### Problem to solve
Using the records below, copy out exactly the line that contains "Transcribe the text in this document." and every line that follows it, up to and including the last, and no others.

### Recorded data

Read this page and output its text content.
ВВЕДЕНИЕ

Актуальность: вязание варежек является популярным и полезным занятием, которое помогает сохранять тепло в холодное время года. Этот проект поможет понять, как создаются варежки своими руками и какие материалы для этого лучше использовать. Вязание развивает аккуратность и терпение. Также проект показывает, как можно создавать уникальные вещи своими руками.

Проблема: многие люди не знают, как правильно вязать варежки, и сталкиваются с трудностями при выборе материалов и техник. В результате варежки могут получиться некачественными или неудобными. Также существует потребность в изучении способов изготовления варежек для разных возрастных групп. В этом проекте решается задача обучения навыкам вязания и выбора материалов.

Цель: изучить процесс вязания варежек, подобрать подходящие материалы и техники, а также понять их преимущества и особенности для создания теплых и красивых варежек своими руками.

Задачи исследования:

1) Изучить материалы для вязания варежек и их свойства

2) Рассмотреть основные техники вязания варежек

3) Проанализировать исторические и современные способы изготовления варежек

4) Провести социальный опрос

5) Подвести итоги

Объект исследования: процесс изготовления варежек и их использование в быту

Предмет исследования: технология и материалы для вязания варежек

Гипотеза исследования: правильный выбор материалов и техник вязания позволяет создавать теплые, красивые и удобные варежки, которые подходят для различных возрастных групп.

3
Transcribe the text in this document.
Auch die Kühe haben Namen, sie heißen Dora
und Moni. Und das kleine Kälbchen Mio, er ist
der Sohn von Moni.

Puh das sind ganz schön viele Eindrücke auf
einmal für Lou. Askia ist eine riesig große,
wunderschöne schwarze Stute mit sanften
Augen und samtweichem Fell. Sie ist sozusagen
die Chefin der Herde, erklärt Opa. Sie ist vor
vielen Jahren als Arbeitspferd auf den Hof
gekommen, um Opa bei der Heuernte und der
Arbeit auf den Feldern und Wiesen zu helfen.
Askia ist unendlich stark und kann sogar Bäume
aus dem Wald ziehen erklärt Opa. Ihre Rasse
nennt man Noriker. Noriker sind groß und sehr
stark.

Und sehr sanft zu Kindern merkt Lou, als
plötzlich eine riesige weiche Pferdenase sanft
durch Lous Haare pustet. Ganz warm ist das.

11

### Solution to this task
Transcribe the text in this document.
Auch die Kühe haben Namen, sie heißen Dora
und Moni. Und das kleine Kälbchen Mio, er ist
der Sohn von Moni.

Puh das sind ganz schön viele Eindrücke auf
einmal für Lou. Askia ist eine riesig große,
wunderschöne schwarze Stute mit sanften
Augen und samtweichem Fell. Sie ist sozusagen
die Chefin der Herde, erklärt Opa. Sie ist vor
vielen Jahren als Arbeitspferd auf den Hof
gekommen, um Opa bei der Heuernte und der
Arbeit auf den Feldern und Wiesen zu helfen.
Askia ist unendlich stark und kann sogar Bäume
aus dem Wald ziehen erklärt Opa. Ihre Rasse
nennt man Noriker. Noriker sind groß und sehr
stark.

Und sehr sanft zu Kindern merkt Lou, als
plötzlich eine riesige weiche Pferdenase sanft
durch Lous Haare pustet. Ganz warm ist das.

11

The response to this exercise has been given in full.